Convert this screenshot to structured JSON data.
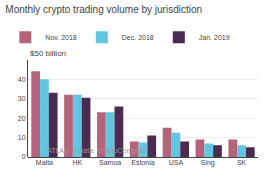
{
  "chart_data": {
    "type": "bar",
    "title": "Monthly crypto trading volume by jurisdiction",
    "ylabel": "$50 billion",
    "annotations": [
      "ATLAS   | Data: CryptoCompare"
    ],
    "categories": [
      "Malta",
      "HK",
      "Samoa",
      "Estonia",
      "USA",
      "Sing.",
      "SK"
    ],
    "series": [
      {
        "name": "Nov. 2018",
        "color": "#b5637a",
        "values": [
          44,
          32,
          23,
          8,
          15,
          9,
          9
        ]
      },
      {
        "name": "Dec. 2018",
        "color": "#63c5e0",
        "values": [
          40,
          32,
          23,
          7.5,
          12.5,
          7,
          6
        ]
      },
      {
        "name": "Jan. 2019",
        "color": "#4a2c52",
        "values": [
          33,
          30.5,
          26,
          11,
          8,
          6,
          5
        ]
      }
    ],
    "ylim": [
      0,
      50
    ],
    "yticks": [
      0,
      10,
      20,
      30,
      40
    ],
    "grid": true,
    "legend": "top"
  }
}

☆ ☆ ☆ ☆ ☆ ☆ ☆

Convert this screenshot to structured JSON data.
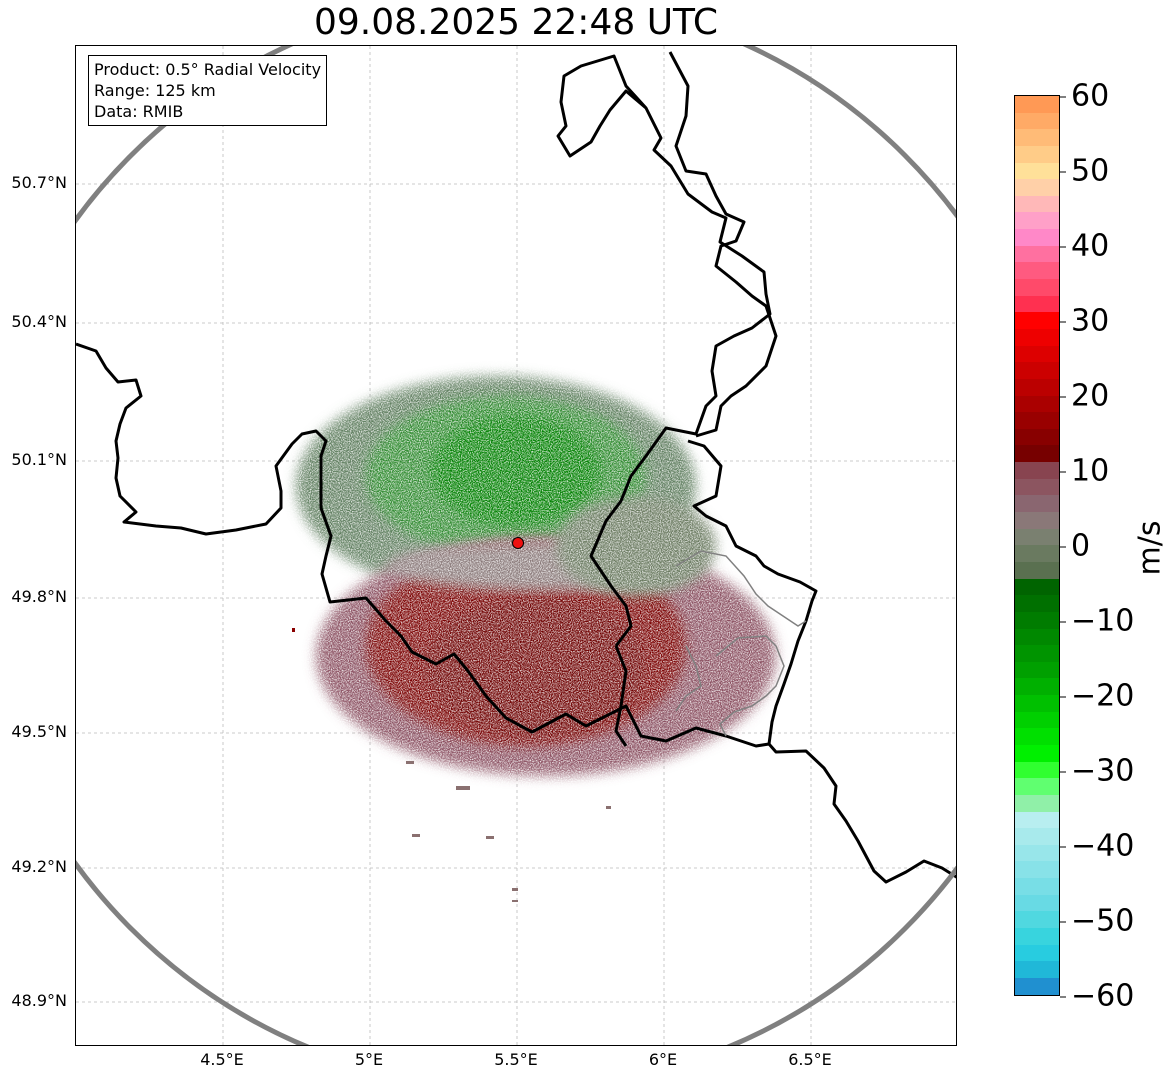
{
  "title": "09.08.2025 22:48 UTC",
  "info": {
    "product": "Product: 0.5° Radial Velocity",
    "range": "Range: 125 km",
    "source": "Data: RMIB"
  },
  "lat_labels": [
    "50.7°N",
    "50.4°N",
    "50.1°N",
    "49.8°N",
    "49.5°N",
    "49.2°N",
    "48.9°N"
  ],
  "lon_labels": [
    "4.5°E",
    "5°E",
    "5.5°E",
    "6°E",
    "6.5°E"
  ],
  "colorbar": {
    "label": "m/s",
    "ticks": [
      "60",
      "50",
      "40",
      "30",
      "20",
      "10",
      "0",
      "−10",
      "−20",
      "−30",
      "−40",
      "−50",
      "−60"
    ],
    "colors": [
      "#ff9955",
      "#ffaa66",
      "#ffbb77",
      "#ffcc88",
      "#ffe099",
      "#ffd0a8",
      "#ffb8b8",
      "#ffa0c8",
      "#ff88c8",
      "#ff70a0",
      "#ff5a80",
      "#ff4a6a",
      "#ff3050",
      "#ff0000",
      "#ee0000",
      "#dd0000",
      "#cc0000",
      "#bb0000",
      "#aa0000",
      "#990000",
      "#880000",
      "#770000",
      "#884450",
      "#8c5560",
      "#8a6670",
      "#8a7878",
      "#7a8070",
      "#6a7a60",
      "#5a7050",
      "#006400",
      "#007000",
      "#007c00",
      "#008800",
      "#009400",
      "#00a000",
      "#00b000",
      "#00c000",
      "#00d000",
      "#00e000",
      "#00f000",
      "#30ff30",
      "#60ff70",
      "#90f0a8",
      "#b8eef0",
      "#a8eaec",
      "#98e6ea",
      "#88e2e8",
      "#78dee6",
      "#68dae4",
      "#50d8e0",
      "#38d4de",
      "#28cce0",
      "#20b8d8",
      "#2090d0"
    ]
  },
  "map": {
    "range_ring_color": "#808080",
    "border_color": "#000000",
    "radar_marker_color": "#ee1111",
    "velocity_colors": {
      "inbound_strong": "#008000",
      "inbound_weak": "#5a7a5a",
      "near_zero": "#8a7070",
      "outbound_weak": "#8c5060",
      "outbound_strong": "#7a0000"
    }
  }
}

☆ ☆ ☆ ☆ ☆ ☆ ☆

◆ Stated exercise ◆
Show every line above in which the word "name" occurs.

◆ Solution to this exercise ◆
        "name": "Nov. 2018",
        "name": "Dec. 2018",
        "name": "Jan. 2019",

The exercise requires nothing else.